Find "Extract all readable text from this page." in the material, then return exactly the line containing it and all lines after it to the end, leaving out pictures.

> _Given information_
────────────────

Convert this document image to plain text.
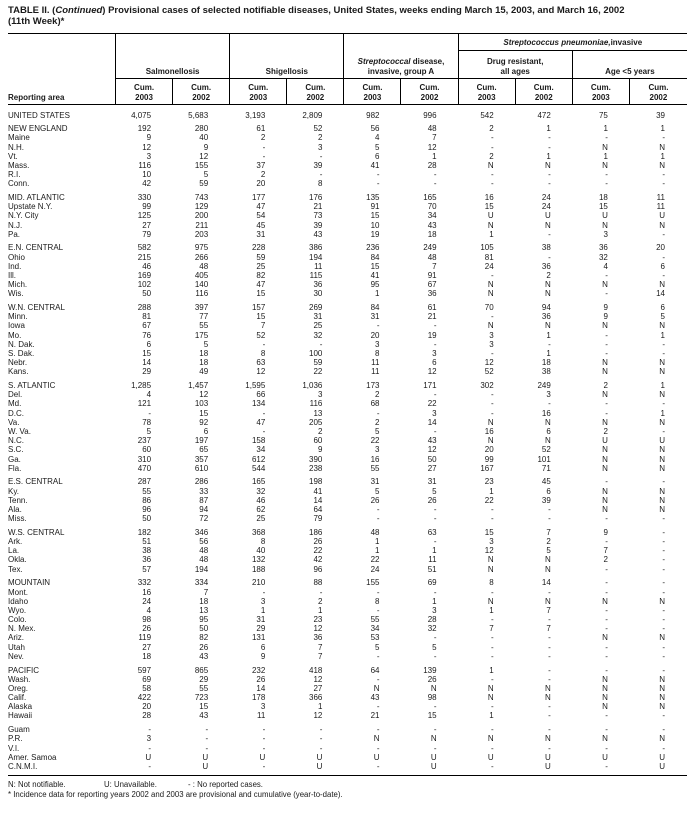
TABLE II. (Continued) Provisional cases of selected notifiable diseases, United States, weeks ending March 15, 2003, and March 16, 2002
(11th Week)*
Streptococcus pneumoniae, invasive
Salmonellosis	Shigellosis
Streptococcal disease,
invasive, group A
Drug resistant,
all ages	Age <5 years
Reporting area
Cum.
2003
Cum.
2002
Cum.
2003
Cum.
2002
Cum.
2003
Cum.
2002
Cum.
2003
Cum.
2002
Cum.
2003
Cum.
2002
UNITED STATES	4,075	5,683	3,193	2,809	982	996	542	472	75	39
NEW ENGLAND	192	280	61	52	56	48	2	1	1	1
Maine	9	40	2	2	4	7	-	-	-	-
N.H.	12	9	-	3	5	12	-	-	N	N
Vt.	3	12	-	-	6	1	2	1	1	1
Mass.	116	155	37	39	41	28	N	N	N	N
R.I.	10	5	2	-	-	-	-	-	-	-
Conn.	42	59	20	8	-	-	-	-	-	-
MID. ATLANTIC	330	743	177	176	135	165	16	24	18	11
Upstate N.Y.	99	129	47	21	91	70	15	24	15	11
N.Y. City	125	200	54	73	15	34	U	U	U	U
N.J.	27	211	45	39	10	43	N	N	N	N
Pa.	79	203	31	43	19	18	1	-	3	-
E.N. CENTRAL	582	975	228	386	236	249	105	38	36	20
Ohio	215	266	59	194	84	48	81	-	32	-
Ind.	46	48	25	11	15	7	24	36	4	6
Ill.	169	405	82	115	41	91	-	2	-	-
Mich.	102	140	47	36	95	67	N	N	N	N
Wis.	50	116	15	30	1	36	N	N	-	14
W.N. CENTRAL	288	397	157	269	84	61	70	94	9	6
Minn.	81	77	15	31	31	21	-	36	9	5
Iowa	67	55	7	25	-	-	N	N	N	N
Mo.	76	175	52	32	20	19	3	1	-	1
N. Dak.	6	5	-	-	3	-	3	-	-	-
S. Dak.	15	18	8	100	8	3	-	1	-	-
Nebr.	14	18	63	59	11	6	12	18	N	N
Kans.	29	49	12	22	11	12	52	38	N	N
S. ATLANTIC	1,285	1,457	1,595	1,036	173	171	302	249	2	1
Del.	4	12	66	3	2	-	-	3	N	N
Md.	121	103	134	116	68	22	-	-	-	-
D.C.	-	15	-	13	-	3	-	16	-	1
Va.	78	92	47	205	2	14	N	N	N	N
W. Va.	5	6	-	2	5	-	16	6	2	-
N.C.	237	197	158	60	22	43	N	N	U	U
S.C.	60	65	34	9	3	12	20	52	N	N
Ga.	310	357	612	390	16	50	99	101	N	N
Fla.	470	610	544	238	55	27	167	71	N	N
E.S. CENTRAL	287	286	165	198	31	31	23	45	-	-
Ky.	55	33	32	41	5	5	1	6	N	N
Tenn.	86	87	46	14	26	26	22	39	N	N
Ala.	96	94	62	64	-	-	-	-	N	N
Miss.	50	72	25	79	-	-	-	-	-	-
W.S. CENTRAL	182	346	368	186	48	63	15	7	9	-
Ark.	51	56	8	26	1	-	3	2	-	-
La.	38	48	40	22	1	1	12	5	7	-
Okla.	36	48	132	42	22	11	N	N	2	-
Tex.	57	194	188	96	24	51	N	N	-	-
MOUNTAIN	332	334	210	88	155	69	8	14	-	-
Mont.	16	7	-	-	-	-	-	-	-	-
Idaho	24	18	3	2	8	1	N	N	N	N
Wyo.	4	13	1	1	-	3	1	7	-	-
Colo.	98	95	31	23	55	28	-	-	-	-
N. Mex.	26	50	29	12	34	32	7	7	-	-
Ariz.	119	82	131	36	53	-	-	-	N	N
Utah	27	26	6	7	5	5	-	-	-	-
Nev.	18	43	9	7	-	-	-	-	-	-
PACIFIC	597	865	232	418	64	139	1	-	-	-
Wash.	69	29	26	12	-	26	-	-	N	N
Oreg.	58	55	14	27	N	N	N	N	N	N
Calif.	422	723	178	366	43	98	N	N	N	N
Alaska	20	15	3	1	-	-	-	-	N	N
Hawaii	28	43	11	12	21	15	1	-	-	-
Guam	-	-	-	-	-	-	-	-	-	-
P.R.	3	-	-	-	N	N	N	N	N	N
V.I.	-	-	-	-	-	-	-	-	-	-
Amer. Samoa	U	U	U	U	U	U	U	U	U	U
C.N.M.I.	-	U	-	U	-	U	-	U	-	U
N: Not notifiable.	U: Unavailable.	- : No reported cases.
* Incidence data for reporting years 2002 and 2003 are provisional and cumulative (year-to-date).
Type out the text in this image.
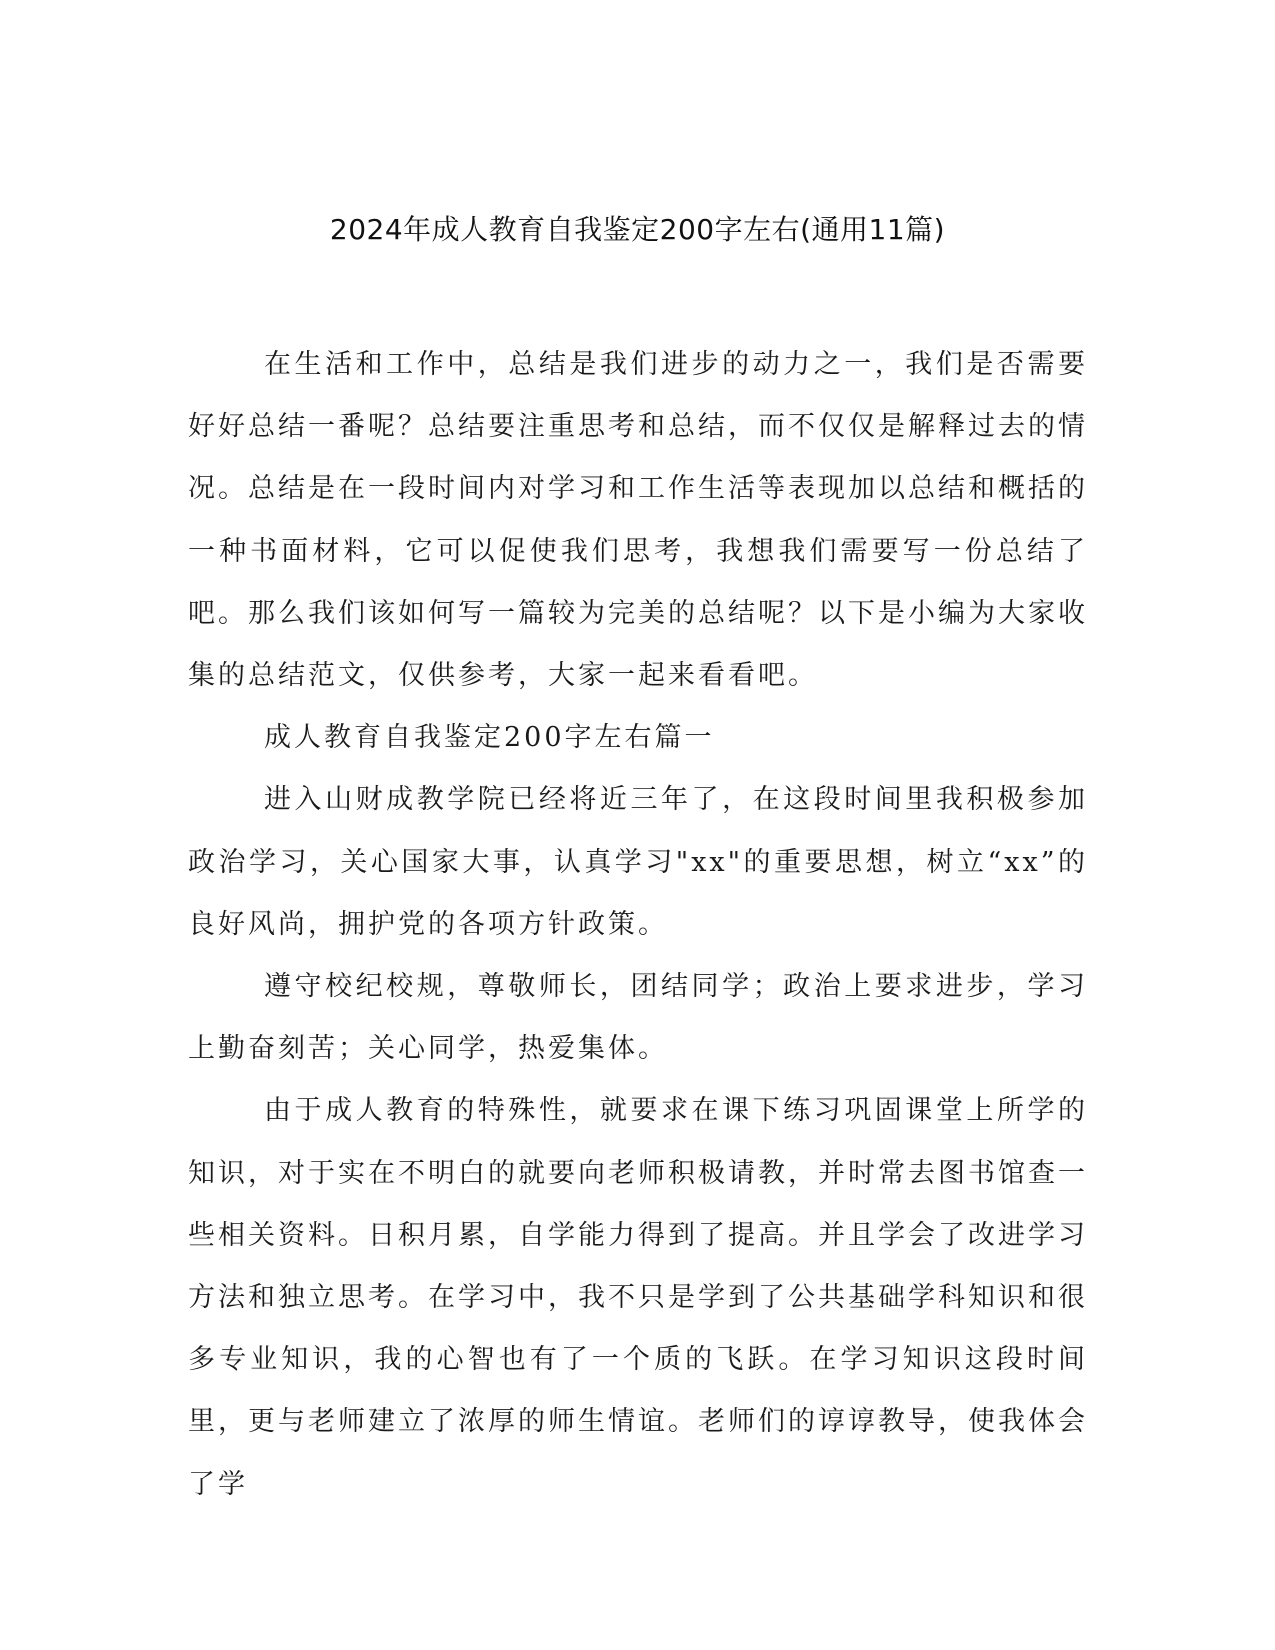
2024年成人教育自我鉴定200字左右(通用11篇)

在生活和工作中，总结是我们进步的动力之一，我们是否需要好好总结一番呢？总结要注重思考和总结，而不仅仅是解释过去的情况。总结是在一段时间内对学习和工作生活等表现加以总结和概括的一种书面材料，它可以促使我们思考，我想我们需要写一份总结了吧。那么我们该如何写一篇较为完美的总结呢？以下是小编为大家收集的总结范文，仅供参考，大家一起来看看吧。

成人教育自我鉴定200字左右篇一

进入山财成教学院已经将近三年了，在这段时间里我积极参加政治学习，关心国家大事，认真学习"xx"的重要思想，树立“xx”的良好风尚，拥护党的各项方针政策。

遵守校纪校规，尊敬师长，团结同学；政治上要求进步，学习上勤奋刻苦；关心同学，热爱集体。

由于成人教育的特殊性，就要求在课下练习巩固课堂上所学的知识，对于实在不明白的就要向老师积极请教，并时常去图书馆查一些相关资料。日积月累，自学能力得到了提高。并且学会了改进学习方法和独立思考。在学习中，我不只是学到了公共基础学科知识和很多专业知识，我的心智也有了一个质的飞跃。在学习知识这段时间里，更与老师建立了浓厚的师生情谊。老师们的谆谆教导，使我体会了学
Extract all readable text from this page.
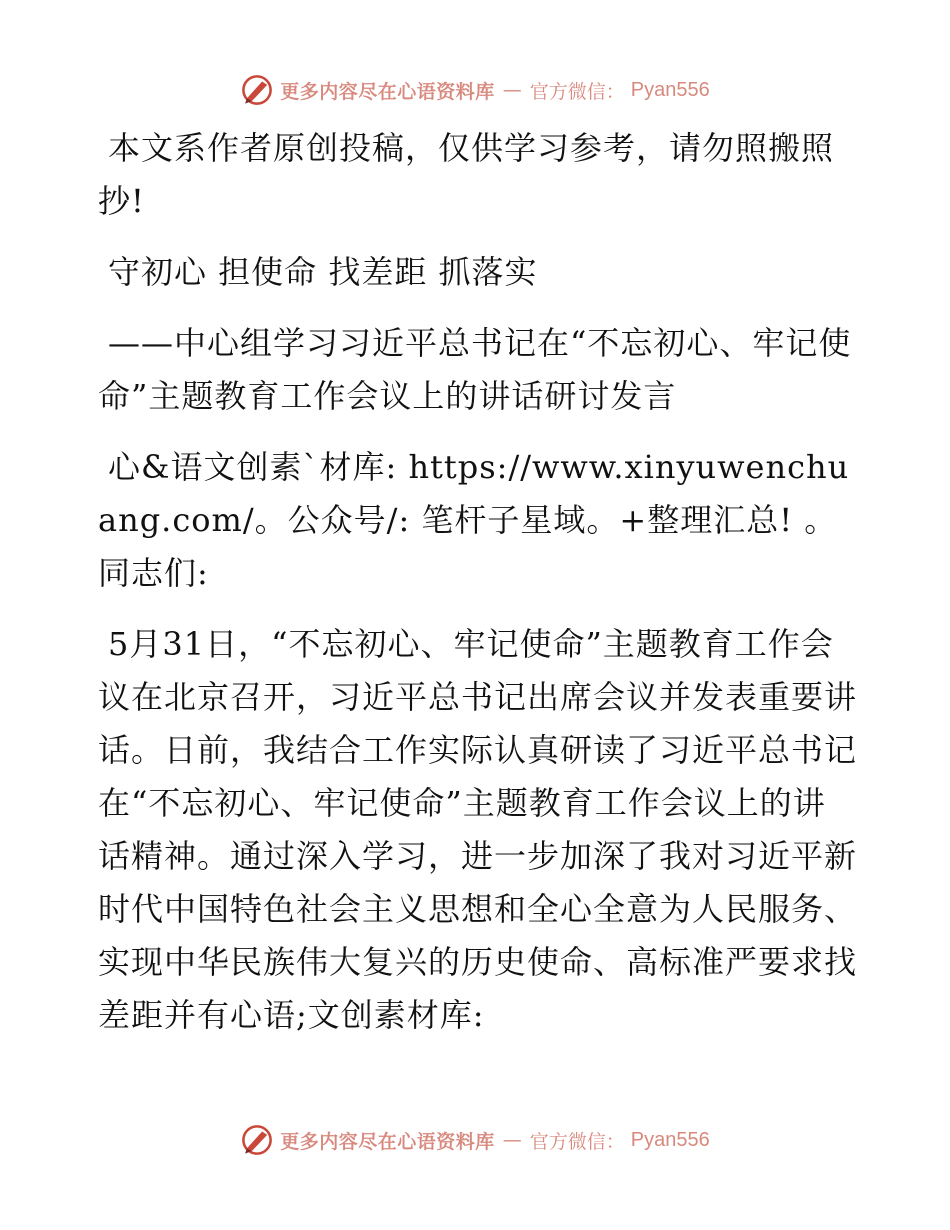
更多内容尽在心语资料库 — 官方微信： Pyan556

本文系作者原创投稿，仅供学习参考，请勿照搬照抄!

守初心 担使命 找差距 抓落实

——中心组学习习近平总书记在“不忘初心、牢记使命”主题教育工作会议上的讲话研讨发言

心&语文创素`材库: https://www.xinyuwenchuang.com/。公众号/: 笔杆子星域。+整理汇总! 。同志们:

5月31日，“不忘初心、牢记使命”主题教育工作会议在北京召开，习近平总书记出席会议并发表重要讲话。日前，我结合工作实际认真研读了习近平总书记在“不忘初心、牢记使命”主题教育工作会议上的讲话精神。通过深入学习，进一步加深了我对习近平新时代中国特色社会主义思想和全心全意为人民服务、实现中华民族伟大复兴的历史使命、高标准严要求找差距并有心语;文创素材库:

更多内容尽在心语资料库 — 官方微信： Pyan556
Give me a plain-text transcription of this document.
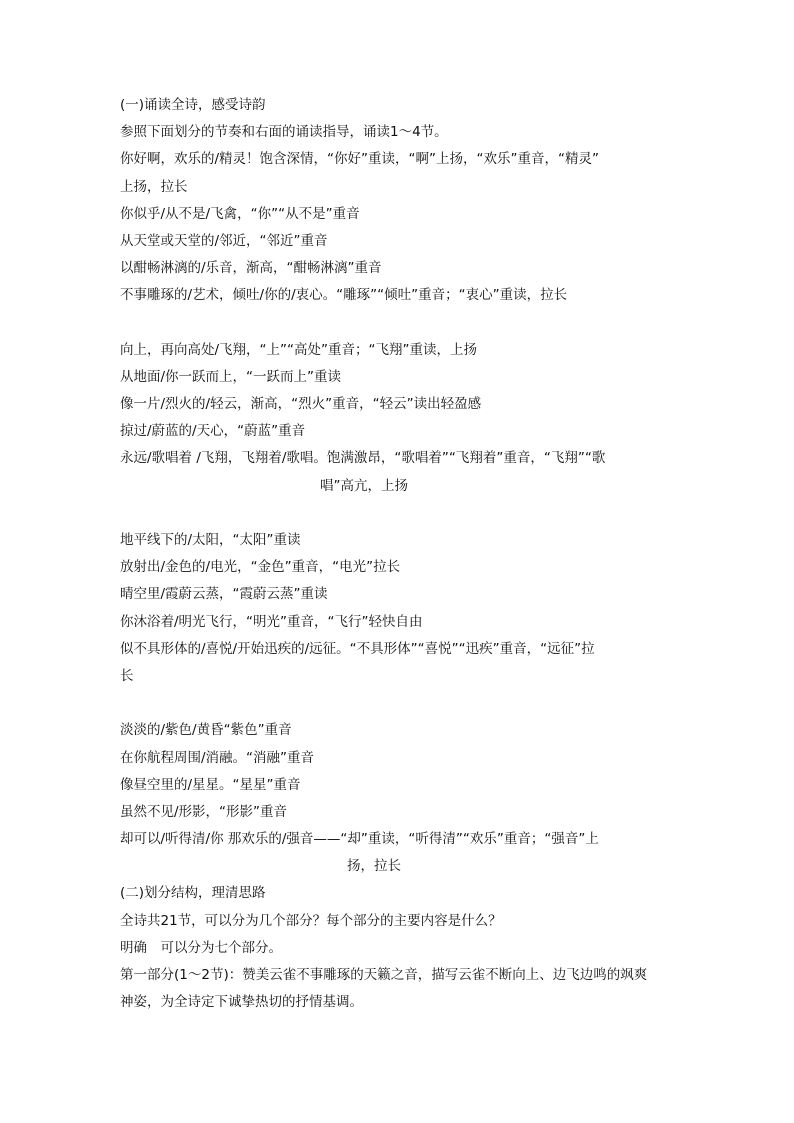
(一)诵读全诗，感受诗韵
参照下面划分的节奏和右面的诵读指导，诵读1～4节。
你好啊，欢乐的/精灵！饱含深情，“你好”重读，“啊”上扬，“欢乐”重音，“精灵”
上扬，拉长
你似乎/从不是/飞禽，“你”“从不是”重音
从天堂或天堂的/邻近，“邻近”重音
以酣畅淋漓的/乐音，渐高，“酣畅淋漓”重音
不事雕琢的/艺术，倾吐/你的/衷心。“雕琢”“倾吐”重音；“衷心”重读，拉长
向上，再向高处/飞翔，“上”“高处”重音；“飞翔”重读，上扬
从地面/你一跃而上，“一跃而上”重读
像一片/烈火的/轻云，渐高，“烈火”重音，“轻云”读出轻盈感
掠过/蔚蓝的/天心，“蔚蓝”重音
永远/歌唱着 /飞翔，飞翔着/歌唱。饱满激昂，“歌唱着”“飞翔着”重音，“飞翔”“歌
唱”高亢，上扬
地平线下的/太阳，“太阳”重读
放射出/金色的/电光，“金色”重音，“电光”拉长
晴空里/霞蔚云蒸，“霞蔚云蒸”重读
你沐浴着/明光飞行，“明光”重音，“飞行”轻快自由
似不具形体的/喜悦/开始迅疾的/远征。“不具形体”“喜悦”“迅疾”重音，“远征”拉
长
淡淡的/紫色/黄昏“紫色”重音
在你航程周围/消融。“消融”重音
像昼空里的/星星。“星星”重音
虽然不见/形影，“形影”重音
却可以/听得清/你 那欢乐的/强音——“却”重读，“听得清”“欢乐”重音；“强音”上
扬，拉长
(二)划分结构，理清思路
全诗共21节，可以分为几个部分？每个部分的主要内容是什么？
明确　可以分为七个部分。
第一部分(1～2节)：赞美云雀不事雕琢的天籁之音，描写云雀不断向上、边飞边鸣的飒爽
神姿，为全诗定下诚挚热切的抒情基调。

────────────────

> _Solution_
Extract all readable text from this page.
更多内容尽在心语资料库 — 官方微信： Pyan556

本文系作者原创投稿，仅供学习参考，请勿照搬照抄!

守初心 担使命 找差距 抓落实

——中心组学习习近平总书记在“不忘初心、牢记使命”主题教育工作会议上的讲话研讨发言

心&语文创素`材库: https://www.xinyuwenchuang.com/。公众号/: 笔杆子星域。+整理汇总! 。同志们:

5月31日，“不忘初心、牢记使命”主题教育工作会议在北京召开，习近平总书记出席会议并发表重要讲话。日前，我结合工作实际认真研读了习近平总书记在“不忘初心、牢记使命”主题教育工作会议上的讲话精神。通过深入学习，进一步加深了我对习近平新时代中国特色社会主义思想和全心全意为人民服务、实现中华民族伟大复兴的历史使命、高标准严要求找差距并有心语;文创素材库:

更多内容尽在心语资料库 — 官方微信： Pyan556
Give me a plain-text transcription of this document.
(一)诵读全诗，感受诗韵
参照下面划分的节奏和右面的诵读指导，诵读1～4节。
你好啊，欢乐的/精灵！饱含深情，“你好”重读，“啊”上扬，“欢乐”重音，“精灵”
上扬，拉长
你似乎/从不是/飞禽，“你”“从不是”重音
从天堂或天堂的/邻近，“邻近”重音
以酣畅淋漓的/乐音，渐高，“酣畅淋漓”重音
不事雕琢的/艺术，倾吐/你的/衷心。“雕琢”“倾吐”重音；“衷心”重读，拉长
向上，再向高处/飞翔，“上”“高处”重音；“飞翔”重读，上扬
从地面/你一跃而上，“一跃而上”重读
像一片/烈火的/轻云，渐高，“烈火”重音，“轻云”读出轻盈感
掠过/蔚蓝的/天心，“蔚蓝”重音
永远/歌唱着 /飞翔，飞翔着/歌唱。饱满激昂，“歌唱着”“飞翔着”重音，“飞翔”“歌
唱”高亢，上扬
地平线下的/太阳，“太阳”重读
放射出/金色的/电光，“金色”重音，“电光”拉长
晴空里/霞蔚云蒸，“霞蔚云蒸”重读
你沐浴着/明光飞行，“明光”重音，“飞行”轻快自由
似不具形体的/喜悦/开始迅疾的/远征。“不具形体”“喜悦”“迅疾”重音，“远征”拉
长
淡淡的/紫色/黄昏“紫色”重音
在你航程周围/消融。“消融”重音
像昼空里的/星星。“星星”重音
虽然不见/形影，“形影”重音
却可以/听得清/你 那欢乐的/强音——“却”重读，“听得清”“欢乐”重音；“强音”上
扬，拉长
(二)划分结构，理清思路
全诗共21节，可以分为几个部分？每个部分的主要内容是什么？
明确　可以分为七个部分。
第一部分(1～2节)：赞美云雀不事雕琢的天籁之音，描写云雀不断向上、边飞边鸣的飒爽
神姿，为全诗定下诚挚热切的抒情基调。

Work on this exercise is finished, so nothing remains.